Copy out the listing exactly.

◆ **Records for this task**
----------------

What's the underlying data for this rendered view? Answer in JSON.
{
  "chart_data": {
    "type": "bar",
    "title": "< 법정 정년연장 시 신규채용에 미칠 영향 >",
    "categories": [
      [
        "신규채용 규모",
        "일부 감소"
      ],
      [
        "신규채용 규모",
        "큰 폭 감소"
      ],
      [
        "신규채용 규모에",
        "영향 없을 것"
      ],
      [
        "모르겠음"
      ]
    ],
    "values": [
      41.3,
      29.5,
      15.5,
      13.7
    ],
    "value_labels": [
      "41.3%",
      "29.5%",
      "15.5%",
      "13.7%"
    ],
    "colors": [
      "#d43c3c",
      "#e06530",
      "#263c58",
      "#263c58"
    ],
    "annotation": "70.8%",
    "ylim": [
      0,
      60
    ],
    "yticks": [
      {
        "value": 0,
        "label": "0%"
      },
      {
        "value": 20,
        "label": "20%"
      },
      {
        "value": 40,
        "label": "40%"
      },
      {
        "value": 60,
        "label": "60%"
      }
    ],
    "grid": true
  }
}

----------------

◆ **Solution to the exercise**
What's the underlying data for this rendered view? Answer in JSON.
{
  "chart_data": {
    "type": "bar",
    "title": "< 법정 정년연장 시 신규채용에 미칠 영향 >",
    "categories": [
      [
        "신규채용 규모",
        "일부 감소"
      ],
      [
        "신규채용 규모",
        "큰 폭 감소"
      ],
      [
        "신규채용 규모에",
        "영향 없을 것"
      ],
      [
        "모르겠음"
      ]
    ],
    "values": [
      41.3,
      29.5,
      15.5,
      13.7
    ],
    "value_labels": [
      "41.3%",
      "29.5%",
      "15.5%",
      "13.7%"
    ],
    "colors": [
      "#d43c3c",
      "#e06530",
      "#263c58",
      "#263c58"
    ],
    "annotation": "70.8%",
    "ylim": [
      0,
      60
    ],
    "yticks": [
      {
        "value": 0,
        "label": "0%"
      },
      {
        "value": 20,
        "label": "20%"
      },
      {
        "value": 40,
        "label": "40%"
      },
      {
        "value": 60,
        "label": "60%"
      }
    ],
    "grid": true
  }
}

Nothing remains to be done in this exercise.